**TRAVAIL DEMANDÉ:** Recopiez mot pour mot l'ensemble des données qui suivent, sans rien y changer.

[Listes de régions et d'étiquettes]
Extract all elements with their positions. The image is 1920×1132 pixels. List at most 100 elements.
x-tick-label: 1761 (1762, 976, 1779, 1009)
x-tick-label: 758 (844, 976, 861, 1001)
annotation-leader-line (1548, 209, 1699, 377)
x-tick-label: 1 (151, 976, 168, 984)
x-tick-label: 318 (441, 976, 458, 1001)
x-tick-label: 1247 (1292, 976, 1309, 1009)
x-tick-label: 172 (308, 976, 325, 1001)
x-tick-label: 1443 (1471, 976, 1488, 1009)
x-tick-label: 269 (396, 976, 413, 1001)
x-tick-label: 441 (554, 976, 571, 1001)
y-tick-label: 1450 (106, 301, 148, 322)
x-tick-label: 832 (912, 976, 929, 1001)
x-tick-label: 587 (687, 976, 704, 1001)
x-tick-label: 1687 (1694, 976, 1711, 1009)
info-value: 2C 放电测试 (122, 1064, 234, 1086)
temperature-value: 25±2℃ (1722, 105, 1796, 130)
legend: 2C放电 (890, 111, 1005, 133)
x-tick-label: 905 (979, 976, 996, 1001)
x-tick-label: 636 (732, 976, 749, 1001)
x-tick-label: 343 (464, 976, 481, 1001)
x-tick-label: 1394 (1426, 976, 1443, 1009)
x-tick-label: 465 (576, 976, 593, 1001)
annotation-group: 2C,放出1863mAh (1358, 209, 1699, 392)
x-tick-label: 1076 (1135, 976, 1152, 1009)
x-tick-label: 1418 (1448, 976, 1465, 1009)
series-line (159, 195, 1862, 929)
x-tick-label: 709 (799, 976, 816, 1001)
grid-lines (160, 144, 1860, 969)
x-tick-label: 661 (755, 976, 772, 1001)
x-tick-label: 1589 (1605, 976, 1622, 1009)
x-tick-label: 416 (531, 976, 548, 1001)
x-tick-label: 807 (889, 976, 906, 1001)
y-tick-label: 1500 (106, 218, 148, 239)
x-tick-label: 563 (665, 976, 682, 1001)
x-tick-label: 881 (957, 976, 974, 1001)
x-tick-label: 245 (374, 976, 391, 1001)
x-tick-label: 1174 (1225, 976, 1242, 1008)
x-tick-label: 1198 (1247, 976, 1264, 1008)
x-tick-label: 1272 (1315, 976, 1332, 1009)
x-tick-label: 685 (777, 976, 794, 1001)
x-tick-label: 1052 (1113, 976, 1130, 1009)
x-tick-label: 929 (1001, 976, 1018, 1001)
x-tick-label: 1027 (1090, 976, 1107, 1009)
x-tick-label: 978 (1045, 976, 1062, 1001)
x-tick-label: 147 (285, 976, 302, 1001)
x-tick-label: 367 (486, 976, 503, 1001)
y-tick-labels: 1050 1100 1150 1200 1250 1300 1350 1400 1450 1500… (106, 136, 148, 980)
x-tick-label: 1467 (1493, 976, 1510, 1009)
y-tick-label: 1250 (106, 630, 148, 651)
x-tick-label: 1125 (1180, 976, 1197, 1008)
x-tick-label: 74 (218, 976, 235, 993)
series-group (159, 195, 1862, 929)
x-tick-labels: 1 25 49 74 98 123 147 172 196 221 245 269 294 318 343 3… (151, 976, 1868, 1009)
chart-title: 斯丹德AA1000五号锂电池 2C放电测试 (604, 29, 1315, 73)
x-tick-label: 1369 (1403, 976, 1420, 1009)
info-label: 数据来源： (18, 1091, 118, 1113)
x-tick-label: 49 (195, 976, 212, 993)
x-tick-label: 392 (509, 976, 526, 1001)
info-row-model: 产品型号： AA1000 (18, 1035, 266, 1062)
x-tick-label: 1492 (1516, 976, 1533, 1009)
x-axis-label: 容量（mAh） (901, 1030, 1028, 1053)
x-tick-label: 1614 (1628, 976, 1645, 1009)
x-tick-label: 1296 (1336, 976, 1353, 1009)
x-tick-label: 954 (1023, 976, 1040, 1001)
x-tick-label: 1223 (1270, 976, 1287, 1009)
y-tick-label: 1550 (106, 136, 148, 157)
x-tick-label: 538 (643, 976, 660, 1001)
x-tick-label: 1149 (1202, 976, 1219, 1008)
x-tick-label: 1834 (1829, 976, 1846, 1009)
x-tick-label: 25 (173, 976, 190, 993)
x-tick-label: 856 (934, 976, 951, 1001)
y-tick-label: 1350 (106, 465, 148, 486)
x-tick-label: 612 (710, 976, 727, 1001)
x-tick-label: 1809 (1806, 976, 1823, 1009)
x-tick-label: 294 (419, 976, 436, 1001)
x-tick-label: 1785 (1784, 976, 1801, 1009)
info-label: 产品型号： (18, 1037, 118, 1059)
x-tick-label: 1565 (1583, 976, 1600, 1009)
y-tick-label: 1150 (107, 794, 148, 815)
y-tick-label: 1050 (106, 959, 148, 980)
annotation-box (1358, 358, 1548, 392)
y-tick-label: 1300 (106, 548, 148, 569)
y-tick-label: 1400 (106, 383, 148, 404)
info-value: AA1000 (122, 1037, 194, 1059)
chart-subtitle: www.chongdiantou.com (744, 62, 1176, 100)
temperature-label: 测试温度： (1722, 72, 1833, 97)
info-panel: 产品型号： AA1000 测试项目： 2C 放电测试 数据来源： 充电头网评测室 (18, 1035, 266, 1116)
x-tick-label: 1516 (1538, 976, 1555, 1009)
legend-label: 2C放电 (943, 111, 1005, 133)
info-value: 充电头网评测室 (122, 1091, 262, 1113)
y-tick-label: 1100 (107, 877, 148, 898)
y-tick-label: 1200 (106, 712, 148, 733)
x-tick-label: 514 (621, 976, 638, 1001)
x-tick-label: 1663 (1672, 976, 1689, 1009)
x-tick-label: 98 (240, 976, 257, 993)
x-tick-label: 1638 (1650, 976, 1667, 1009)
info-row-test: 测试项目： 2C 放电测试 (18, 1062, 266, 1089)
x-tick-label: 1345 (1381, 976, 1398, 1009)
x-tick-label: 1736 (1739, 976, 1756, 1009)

**RÉPONSE FINALE:**
Extract all elements with their positions. The image is 1920×1132 pixels. List at most 100 elements.
x-tick-label: 1761 (1762, 976, 1779, 1009)
x-tick-label: 758 (844, 976, 861, 1001)
annotation-leader-line (1548, 209, 1699, 377)
x-tick-label: 1 (151, 976, 168, 984)
x-tick-label: 318 (441, 976, 458, 1001)
x-tick-label: 1247 (1292, 976, 1309, 1009)
x-tick-label: 172 (308, 976, 325, 1001)
x-tick-label: 1443 (1471, 976, 1488, 1009)
x-tick-label: 269 (396, 976, 413, 1001)
x-tick-label: 441 (554, 976, 571, 1001)
y-tick-label: 1450 (106, 301, 148, 322)
x-tick-label: 832 (912, 976, 929, 1001)
x-tick-label: 587 (687, 976, 704, 1001)
x-tick-label: 1687 (1694, 976, 1711, 1009)
info-value: 2C 放电测试 (122, 1064, 234, 1086)
temperature-value: 25±2℃ (1722, 105, 1796, 130)
legend: 2C放电 (890, 111, 1005, 133)
x-tick-label: 905 (979, 976, 996, 1001)
x-tick-label: 636 (732, 976, 749, 1001)
x-tick-label: 343 (464, 976, 481, 1001)
x-tick-label: 1394 (1426, 976, 1443, 1009)
x-tick-label: 465 (576, 976, 593, 1001)
annotation-group: 2C,放出1863mAh (1358, 209, 1699, 392)
x-tick-label: 1076 (1135, 976, 1152, 1009)
x-tick-label: 1418 (1448, 976, 1465, 1009)
series-line (159, 195, 1862, 929)
x-tick-label: 709 (799, 976, 816, 1001)
grid-lines (160, 144, 1860, 969)
x-tick-label: 661 (755, 976, 772, 1001)
x-tick-label: 1589 (1605, 976, 1622, 1009)
x-tick-label: 416 (531, 976, 548, 1001)
x-tick-label: 807 (889, 976, 906, 1001)
y-tick-label: 1500 (106, 218, 148, 239)
x-tick-label: 563 (665, 976, 682, 1001)
x-tick-label: 881 (957, 976, 974, 1001)
x-tick-label: 245 (374, 976, 391, 1001)
x-tick-label: 1174 (1225, 976, 1242, 1008)
x-tick-label: 1198 (1247, 976, 1264, 1008)
x-tick-label: 1272 (1315, 976, 1332, 1009)
x-tick-label: 685 (777, 976, 794, 1001)
x-tick-label: 1052 (1113, 976, 1130, 1009)
x-tick-label: 929 (1001, 976, 1018, 1001)
x-tick-label: 1027 (1090, 976, 1107, 1009)
x-tick-label: 978 (1045, 976, 1062, 1001)
x-tick-label: 147 (285, 976, 302, 1001)
x-tick-label: 367 (486, 976, 503, 1001)
y-tick-labels: 1050 1100 1150 1200 1250 1300 1350 1400 1450 1500… (106, 136, 148, 980)
x-tick-label: 1467 (1493, 976, 1510, 1009)
y-tick-label: 1250 (106, 630, 148, 651)
x-tick-label: 1125 (1180, 976, 1197, 1008)
x-tick-label: 74 (218, 976, 235, 993)
series-group (159, 195, 1862, 929)
x-tick-labels: 1 25 49 74 98 123 147 172 196 221 245 269 294 318 343 3… (151, 976, 1868, 1009)
chart-title: 斯丹德AA1000五号锂电池 2C放电测试 (604, 29, 1315, 73)
x-tick-label: 1369 (1403, 976, 1420, 1009)
info-label: 数据来源： (18, 1091, 118, 1113)
x-tick-label: 49 (195, 976, 212, 993)
x-tick-label: 392 (509, 976, 526, 1001)
info-row-model: 产品型号： AA1000 (18, 1035, 266, 1062)
x-tick-label: 1492 (1516, 976, 1533, 1009)
x-axis-label: 容量（mAh） (901, 1030, 1028, 1053)
x-tick-label: 1614 (1628, 976, 1645, 1009)
x-tick-label: 1296 (1336, 976, 1353, 1009)
x-tick-label: 954 (1023, 976, 1040, 1001)
x-tick-label: 1223 (1270, 976, 1287, 1009)
y-tick-label: 1550 (106, 136, 148, 157)
x-tick-label: 538 (643, 976, 660, 1001)
x-tick-label: 1149 (1202, 976, 1219, 1008)
x-tick-label: 1834 (1829, 976, 1846, 1009)
x-tick-label: 25 (173, 976, 190, 993)
x-tick-label: 856 (934, 976, 951, 1001)
y-tick-label: 1350 (106, 465, 148, 486)
x-tick-label: 612 (710, 976, 727, 1001)
x-tick-label: 1809 (1806, 976, 1823, 1009)
x-tick-label: 294 (419, 976, 436, 1001)
x-tick-label: 1785 (1784, 976, 1801, 1009)
info-label: 产品型号： (18, 1037, 118, 1059)
x-tick-label: 1565 (1583, 976, 1600, 1009)
y-tick-label: 1150 (107, 794, 148, 815)
y-tick-label: 1050 (106, 959, 148, 980)
annotation-box (1358, 358, 1548, 392)
y-tick-label: 1300 (106, 548, 148, 569)
y-tick-label: 1400 (106, 383, 148, 404)
info-value: AA1000 (122, 1037, 194, 1059)
chart-subtitle: www.chongdiantou.com (744, 62, 1176, 100)
temperature-label: 测试温度： (1722, 72, 1833, 97)
info-panel: 产品型号： AA1000 测试项目： 2C 放电测试 数据来源： 充电头网评测室 (18, 1035, 266, 1116)
x-tick-label: 1516 (1538, 976, 1555, 1009)
legend-label: 2C放电 (943, 111, 1005, 133)
info-value: 充电头网评测室 (122, 1091, 262, 1113)
y-tick-label: 1100 (107, 877, 148, 898)
y-tick-label: 1200 (106, 712, 148, 733)
x-tick-label: 514 (621, 976, 638, 1001)
x-tick-label: 1663 (1672, 976, 1689, 1009)
x-tick-label: 98 (240, 976, 257, 993)
x-tick-label: 1638 (1650, 976, 1667, 1009)
info-row-test: 测试项目： 2C 放电测试 (18, 1062, 266, 1089)
x-tick-label: 1345 (1381, 976, 1398, 1009)
x-tick-label: 1736 (1739, 976, 1756, 1009)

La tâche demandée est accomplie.